> Aim:
Write out the lines from the first one through the line containing "price-series-swatch — [80, 119, 82, 131]", inclusive, without changing anything.

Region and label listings
━━━━━━━━━━━━━━━━

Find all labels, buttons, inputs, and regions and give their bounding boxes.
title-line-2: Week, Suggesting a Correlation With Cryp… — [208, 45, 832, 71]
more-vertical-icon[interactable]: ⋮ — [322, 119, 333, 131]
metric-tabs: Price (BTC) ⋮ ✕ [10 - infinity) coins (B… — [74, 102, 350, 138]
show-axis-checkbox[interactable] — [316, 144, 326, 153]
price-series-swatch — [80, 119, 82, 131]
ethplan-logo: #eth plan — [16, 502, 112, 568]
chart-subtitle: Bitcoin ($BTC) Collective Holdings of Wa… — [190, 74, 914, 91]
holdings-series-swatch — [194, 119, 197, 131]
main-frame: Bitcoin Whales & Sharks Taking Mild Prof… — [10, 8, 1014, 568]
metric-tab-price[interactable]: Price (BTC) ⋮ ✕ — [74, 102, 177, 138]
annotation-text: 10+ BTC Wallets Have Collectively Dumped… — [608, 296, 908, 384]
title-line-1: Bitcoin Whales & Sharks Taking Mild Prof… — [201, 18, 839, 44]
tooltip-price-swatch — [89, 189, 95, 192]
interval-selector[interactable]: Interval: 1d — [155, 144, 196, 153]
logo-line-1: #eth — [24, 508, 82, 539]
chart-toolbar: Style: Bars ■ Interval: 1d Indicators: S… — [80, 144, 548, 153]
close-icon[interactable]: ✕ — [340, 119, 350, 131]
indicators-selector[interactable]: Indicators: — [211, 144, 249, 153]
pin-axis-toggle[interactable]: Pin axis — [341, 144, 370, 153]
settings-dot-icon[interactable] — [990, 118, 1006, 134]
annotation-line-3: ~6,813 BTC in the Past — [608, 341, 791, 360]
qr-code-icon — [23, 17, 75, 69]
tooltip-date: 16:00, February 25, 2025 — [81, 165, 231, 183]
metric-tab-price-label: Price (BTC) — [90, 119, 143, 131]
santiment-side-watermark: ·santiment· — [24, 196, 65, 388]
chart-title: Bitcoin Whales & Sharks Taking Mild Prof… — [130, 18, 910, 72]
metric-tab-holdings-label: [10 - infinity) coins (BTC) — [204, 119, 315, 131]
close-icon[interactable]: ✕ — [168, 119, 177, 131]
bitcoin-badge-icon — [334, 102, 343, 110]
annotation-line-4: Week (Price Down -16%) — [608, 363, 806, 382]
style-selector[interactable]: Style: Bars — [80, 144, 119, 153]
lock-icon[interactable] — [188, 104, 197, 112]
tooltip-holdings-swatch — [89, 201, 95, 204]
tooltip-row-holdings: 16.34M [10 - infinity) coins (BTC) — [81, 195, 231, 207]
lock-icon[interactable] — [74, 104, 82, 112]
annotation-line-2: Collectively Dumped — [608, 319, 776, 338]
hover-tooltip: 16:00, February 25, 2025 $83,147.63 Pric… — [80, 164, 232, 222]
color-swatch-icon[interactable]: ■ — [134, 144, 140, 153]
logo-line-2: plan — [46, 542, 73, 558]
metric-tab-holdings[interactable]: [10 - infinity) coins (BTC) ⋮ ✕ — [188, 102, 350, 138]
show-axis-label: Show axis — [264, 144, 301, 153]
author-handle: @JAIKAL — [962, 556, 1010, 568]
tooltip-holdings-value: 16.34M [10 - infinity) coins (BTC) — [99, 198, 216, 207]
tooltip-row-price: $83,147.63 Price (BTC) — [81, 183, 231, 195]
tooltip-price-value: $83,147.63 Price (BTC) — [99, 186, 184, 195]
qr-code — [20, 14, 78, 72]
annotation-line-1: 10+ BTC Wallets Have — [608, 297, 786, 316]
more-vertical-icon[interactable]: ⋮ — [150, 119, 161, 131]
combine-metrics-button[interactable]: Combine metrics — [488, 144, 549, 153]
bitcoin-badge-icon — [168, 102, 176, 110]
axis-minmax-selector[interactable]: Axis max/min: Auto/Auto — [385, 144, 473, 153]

━━━━━━━━━━━━━━━━

> Solution to this task:
Find all labels, buttons, inputs, and regions and give their bounding boxes.
title-line-2: Week, Suggesting a Correlation With Cryp… — [208, 45, 832, 71]
more-vertical-icon[interactable]: ⋮ — [322, 119, 333, 131]
metric-tabs: Price (BTC) ⋮ ✕ [10 - infinity) coins (B… — [74, 102, 350, 138]
show-axis-checkbox[interactable] — [316, 144, 326, 153]
price-series-swatch — [80, 119, 82, 131]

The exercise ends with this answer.